_REQUIRED TASK:_
All of the lines below are to be printed again exactly; images are excluded from the output.

_Data entries:_
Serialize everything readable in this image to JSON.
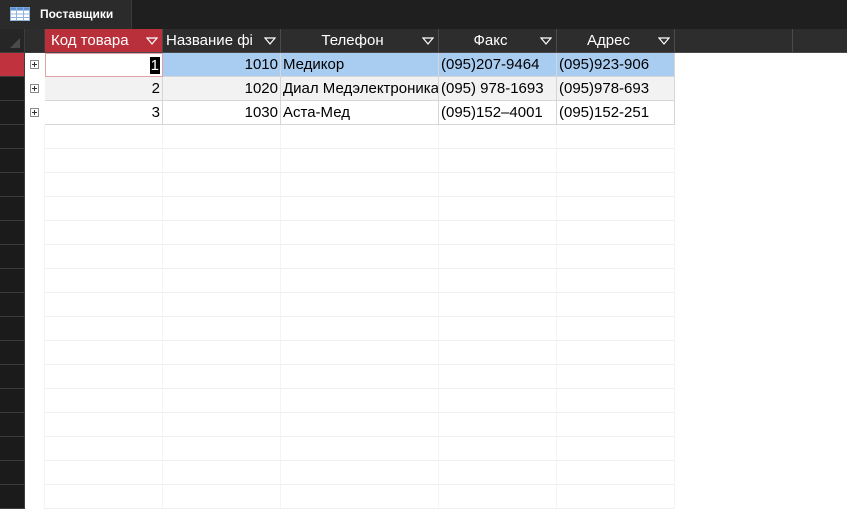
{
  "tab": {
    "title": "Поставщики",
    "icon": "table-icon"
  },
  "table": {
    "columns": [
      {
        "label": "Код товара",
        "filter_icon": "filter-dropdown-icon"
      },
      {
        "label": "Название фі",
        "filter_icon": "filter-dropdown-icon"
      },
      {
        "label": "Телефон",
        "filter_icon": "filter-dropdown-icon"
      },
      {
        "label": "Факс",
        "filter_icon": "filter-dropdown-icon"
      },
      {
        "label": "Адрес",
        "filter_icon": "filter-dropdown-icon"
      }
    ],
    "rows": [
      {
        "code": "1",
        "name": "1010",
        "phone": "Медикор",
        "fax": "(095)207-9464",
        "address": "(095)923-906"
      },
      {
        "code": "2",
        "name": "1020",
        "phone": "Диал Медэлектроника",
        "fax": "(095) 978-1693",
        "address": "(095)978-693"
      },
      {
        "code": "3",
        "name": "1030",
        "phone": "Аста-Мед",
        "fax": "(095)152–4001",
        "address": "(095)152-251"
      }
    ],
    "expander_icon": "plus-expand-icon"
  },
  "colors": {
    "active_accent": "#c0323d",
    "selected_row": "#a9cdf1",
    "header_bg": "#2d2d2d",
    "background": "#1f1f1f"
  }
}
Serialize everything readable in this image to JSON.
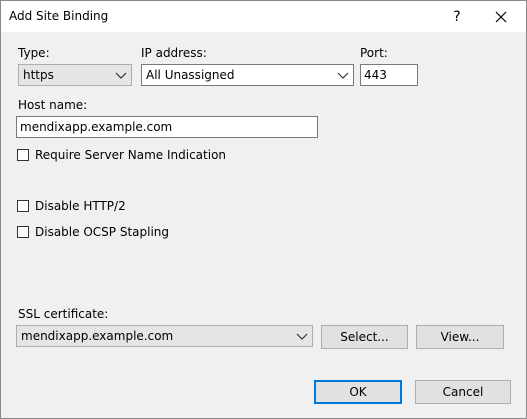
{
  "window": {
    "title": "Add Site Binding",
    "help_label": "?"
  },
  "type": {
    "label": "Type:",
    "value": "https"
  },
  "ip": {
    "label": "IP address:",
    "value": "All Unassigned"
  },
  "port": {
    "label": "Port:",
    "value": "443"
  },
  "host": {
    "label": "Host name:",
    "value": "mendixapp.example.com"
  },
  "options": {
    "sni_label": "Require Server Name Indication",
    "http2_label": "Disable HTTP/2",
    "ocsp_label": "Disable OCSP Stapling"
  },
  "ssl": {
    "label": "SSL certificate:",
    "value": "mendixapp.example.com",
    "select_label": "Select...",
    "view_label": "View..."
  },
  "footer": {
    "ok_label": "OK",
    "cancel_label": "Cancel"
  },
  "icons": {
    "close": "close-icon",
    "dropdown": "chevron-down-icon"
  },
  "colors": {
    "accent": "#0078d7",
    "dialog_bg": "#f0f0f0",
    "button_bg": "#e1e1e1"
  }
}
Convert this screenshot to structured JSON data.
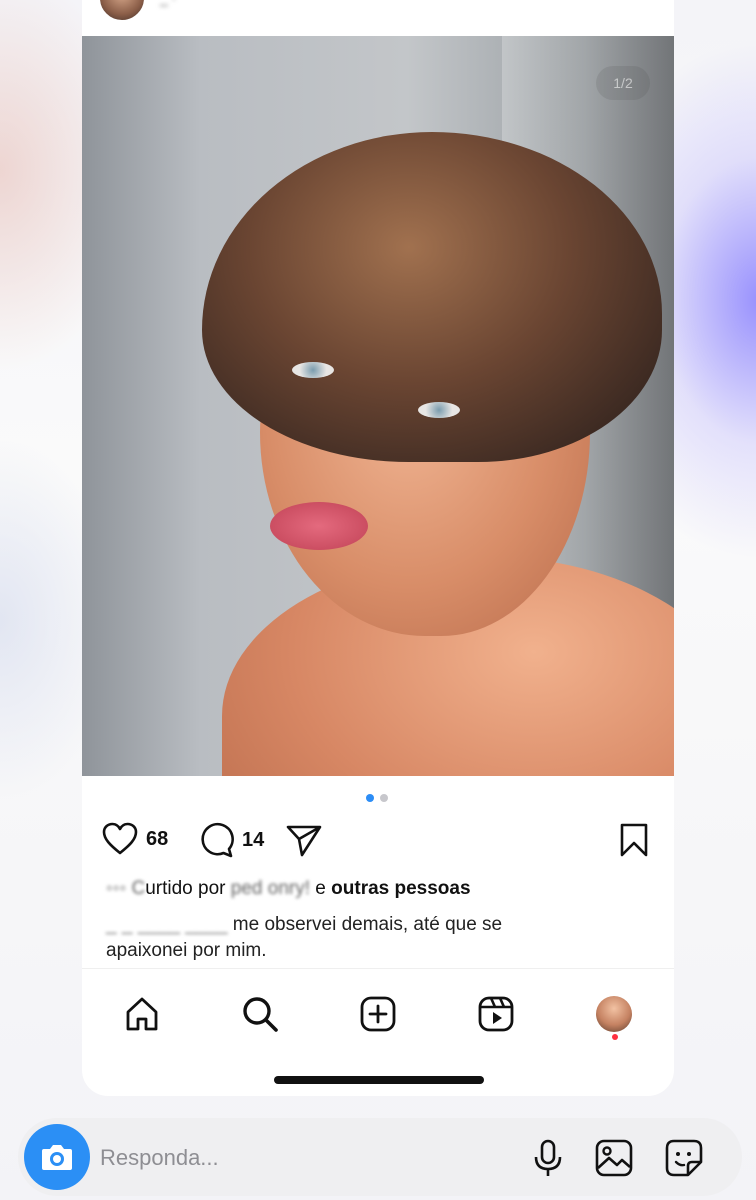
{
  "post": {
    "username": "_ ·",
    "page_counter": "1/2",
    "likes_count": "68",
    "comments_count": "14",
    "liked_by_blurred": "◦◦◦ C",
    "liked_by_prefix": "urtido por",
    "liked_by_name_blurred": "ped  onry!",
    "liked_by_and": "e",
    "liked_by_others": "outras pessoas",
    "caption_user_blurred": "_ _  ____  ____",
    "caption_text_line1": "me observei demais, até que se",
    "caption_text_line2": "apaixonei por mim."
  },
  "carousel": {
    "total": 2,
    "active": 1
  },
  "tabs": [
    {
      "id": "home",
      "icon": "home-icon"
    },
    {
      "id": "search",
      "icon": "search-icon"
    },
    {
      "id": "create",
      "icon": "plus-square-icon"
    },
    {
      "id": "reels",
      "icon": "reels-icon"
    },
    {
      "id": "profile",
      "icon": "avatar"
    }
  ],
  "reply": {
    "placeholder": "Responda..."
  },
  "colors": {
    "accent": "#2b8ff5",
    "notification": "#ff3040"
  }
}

_TASK SOLUTION:_
Serialize everything readable in this image to JSON.
{
  "tab": {
    "title": "Поставщики",
    "icon": "table-icon"
  },
  "table": {
    "columns": [
      {
        "label": "Код товара",
        "filter_icon": "filter-dropdown-icon"
      },
      {
        "label": "Название фі",
        "filter_icon": "filter-dropdown-icon"
      },
      {
        "label": "Телефон",
        "filter_icon": "filter-dropdown-icon"
      },
      {
        "label": "Факс",
        "filter_icon": "filter-dropdown-icon"
      },
      {
        "label": "Адрес",
        "filter_icon": "filter-dropdown-icon"
      }
    ],
    "rows": [
      {
        "code": "1",
        "name": "1010",
        "phone": "Медикор",
        "fax": "(095)207-9464",
        "address": "(095)923-906"
      },
      {
        "code": "2",
        "name": "1020",
        "phone": "Диал Медэлектроника",
        "fax": "(095) 978-1693",
        "address": "(095)978-693"
      },
      {
        "code": "3",
        "name": "1030",
        "phone": "Аста-Мед",
        "fax": "(095)152–4001",
        "address": "(095)152-251"
      }
    ],
    "expander_icon": "plus-expand-icon"
  },
  "colors": {
    "active_accent": "#c0323d",
    "selected_row": "#a9cdf1",
    "header_bg": "#2d2d2d",
    "background": "#1f1f1f"
  }
}
Serialize everything readable in this image to JSON.
{
  "window": {
    "title": "Add Site Binding",
    "help_label": "?"
  },
  "type": {
    "label": "Type:",
    "value": "https"
  },
  "ip": {
    "label": "IP address:",
    "value": "All Unassigned"
  },
  "port": {
    "label": "Port:",
    "value": "443"
  },
  "host": {
    "label": "Host name:",
    "value": "mendixapp.example.com"
  },
  "options": {
    "sni_label": "Require Server Name Indication",
    "http2_label": "Disable HTTP/2",
    "ocsp_label": "Disable OCSP Stapling"
  },
  "ssl": {
    "label": "SSL certificate:",
    "value": "mendixapp.example.com",
    "select_label": "Select...",
    "view_label": "View..."
  },
  "footer": {
    "ok_label": "OK",
    "cancel_label": "Cancel"
  },
  "icons": {
    "close": "close-icon",
    "dropdown": "chevron-down-icon"
  },
  "colors": {
    "accent": "#0078d7",
    "dialog_bg": "#f0f0f0",
    "button_bg": "#e1e1e1"
  }
}
Convert this screenshot to structured JSON data.
{
  "post": {
    "username": "_ ·",
    "page_counter": "1/2",
    "likes_count": "68",
    "comments_count": "14",
    "liked_by_blurred": "◦◦◦ C",
    "liked_by_prefix": "urtido por",
    "liked_by_name_blurred": "ped  onry!",
    "liked_by_and": "e",
    "liked_by_others": "outras pessoas",
    "caption_user_blurred": "_ _  ____  ____",
    "caption_text_line1": "me observei demais, até que se",
    "caption_text_line2": "apaixonei por mim."
  },
  "carousel": {
    "total": 2,
    "active": 1
  },
  "tabs": [
    {
      "id": "home",
      "icon": "home-icon"
    },
    {
      "id": "search",
      "icon": "search-icon"
    },
    {
      "id": "create",
      "icon": "plus-square-icon"
    },
    {
      "id": "reels",
      "icon": "reels-icon"
    },
    {
      "id": "profile",
      "icon": "avatar"
    }
  ],
  "reply": {
    "placeholder": "Responda..."
  },
  "colors": {
    "accent": "#2b8ff5",
    "notification": "#ff3040"
  }
}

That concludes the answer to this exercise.